→ EXERCISE GOAL
Look through the material below, count the lines containing the word "eyebrow", and state only the count.

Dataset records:
-*-

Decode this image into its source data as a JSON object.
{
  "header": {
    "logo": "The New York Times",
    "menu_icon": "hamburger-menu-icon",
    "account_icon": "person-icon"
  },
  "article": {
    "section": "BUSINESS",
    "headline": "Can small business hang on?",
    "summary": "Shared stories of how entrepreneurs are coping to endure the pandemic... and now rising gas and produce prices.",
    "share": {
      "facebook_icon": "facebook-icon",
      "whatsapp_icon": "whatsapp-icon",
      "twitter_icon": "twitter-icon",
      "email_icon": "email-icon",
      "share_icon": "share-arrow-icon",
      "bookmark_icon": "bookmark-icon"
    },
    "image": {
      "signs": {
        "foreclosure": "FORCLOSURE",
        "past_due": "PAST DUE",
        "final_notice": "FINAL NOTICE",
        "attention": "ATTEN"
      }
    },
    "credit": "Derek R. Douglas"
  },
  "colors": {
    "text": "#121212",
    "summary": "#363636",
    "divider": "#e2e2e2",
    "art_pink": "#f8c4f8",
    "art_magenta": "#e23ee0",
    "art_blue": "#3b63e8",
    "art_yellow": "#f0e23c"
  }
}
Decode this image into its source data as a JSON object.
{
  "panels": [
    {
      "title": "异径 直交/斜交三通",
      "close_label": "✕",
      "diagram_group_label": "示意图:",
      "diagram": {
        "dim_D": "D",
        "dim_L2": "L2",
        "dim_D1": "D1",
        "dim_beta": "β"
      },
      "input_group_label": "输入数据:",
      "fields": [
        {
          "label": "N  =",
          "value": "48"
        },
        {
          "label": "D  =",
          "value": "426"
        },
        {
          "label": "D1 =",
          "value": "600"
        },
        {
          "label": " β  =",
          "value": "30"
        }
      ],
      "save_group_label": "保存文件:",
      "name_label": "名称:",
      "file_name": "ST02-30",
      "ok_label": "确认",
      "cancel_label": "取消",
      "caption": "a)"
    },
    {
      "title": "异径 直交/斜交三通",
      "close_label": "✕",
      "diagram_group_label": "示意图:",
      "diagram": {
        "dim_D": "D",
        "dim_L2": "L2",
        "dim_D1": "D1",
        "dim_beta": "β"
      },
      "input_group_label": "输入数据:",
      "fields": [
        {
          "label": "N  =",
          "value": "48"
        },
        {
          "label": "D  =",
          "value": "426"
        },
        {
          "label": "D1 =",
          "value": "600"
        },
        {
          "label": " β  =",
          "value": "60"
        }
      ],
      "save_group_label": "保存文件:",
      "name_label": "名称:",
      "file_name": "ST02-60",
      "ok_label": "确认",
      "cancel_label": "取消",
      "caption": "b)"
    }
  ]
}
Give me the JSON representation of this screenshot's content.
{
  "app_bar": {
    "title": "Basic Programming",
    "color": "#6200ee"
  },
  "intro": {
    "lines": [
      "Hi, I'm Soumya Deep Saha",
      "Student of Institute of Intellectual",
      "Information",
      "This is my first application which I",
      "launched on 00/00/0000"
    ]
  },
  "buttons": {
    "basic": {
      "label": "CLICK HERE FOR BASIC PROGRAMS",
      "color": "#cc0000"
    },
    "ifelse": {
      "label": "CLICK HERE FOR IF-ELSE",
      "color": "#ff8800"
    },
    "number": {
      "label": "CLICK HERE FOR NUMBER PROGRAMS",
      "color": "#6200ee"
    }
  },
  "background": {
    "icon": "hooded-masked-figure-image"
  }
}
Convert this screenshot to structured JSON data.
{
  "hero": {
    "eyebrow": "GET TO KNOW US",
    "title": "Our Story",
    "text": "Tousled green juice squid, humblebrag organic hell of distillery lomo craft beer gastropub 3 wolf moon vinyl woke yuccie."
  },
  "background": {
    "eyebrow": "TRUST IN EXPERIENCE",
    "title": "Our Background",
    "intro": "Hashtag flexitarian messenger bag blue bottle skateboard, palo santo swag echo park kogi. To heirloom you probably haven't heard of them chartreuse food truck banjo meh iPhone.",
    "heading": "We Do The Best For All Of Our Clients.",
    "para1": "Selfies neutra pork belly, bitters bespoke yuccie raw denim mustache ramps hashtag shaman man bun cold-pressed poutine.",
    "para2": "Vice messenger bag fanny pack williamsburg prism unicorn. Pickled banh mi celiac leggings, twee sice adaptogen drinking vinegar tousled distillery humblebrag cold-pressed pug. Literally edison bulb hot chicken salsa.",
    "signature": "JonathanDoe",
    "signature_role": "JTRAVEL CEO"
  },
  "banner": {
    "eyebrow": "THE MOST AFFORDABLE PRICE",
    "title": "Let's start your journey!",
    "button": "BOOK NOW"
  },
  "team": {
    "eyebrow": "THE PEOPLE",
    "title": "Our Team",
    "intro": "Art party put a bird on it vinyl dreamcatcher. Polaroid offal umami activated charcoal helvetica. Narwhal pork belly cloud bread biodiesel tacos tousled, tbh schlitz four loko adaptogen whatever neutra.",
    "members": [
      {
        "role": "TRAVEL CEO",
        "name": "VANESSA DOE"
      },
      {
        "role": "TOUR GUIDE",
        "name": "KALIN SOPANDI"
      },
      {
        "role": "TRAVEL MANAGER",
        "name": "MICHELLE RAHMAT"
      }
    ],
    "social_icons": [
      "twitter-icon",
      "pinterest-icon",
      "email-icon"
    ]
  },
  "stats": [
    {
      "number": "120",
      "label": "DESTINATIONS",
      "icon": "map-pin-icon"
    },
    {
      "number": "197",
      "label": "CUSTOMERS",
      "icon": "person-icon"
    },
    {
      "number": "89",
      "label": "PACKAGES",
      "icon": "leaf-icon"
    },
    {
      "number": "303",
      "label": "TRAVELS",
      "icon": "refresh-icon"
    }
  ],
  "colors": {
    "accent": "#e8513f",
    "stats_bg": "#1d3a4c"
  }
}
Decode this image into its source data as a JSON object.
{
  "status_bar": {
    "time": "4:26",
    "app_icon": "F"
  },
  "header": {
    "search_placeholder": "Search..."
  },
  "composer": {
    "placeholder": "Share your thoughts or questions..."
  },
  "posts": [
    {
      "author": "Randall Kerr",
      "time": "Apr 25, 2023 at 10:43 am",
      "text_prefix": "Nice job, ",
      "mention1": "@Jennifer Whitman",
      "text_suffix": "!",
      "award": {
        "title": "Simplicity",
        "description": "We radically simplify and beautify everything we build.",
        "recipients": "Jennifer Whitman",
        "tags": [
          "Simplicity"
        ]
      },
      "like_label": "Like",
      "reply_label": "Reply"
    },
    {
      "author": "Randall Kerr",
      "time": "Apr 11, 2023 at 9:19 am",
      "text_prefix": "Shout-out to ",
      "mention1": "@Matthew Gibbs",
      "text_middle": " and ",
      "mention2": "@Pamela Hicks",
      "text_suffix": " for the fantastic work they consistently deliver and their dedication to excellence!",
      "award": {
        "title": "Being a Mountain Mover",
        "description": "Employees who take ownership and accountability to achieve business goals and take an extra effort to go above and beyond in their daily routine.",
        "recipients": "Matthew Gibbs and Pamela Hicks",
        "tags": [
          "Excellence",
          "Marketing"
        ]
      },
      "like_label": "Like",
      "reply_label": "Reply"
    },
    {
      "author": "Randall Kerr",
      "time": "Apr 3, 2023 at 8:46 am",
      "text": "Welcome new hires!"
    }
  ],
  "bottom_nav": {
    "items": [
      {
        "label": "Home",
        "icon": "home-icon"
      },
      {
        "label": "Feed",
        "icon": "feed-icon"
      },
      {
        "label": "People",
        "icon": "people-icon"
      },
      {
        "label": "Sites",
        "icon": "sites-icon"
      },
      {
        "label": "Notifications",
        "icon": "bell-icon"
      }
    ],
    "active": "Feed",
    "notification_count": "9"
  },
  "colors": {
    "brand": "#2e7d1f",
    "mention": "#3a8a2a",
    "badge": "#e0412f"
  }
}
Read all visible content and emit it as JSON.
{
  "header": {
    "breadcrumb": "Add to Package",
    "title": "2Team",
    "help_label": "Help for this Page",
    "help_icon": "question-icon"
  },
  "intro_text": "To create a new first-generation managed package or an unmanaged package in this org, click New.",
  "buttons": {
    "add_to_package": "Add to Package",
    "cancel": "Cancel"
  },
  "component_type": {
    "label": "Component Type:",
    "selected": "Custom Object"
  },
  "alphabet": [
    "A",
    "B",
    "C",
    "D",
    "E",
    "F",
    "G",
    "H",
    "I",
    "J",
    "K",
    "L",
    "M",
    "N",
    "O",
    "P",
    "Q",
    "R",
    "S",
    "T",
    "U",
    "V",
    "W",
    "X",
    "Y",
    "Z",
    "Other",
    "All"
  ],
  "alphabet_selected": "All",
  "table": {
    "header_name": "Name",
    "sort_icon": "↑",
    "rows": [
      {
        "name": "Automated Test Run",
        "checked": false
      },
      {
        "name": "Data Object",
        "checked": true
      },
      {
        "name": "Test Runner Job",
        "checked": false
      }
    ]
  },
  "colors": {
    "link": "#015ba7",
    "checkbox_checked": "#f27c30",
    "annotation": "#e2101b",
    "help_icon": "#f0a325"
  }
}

-*-

→ EXERCISE OUTPUT
4